▶ STATED TASK
Images excluded, repeat each entry below exactly.

▶ RECORD EXTRACTS

▼▼▼

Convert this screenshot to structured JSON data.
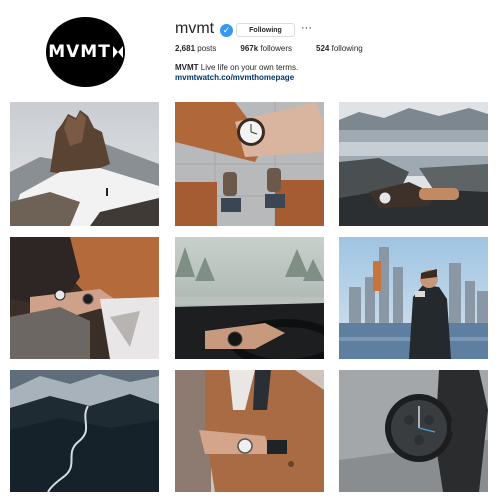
{
  "profile": {
    "username": "mvmt",
    "avatar_text": "MVMT",
    "verified_icon": "verified-badge-icon",
    "following_label": "Following",
    "more_label": "···",
    "stats": {
      "posts_count": "2,681",
      "posts_label": "posts",
      "followers_count": "967k",
      "followers_label": "followers",
      "following_count": "524",
      "following_label": "following"
    },
    "bio": {
      "name": "MVMT",
      "text": "Live life on your own terms.",
      "link": "mvmtwatch.co/mvmthomepage"
    }
  },
  "posts": [
    "post-mountain-hiker",
    "post-wrist-watch-sneakers",
    "post-lake-watch",
    "post-couple-watches",
    "post-car-steering-watch",
    "post-city-man",
    "post-mountain-river",
    "post-coat-watch",
    "post-watch-product"
  ],
  "colors": {
    "accent_blue": "#3897f0",
    "link_blue": "#003569",
    "text": "#262626"
  }
}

▲▲▲

▶ TASK RESULT
Convert this screenshot to structured JSON data.
{
  "profile": {
    "username": "mvmt",
    "avatar_text": "MVMT",
    "verified_icon": "verified-badge-icon",
    "following_label": "Following",
    "more_label": "···",
    "stats": {
      "posts_count": "2,681",
      "posts_label": "posts",
      "followers_count": "967k",
      "followers_label": "followers",
      "following_count": "524",
      "following_label": "following"
    },
    "bio": {
      "name": "MVMT",
      "text": "Live life on your own terms.",
      "link": "mvmtwatch.co/mvmthomepage"
    }
  },
  "posts": [
    "post-mountain-hiker",
    "post-wrist-watch-sneakers",
    "post-lake-watch",
    "post-couple-watches",
    "post-car-steering-watch",
    "post-city-man",
    "post-mountain-river",
    "post-coat-watch",
    "post-watch-product"
  ],
  "colors": {
    "accent_blue": "#3897f0",
    "link_blue": "#003569",
    "text": "#262626"
  }
}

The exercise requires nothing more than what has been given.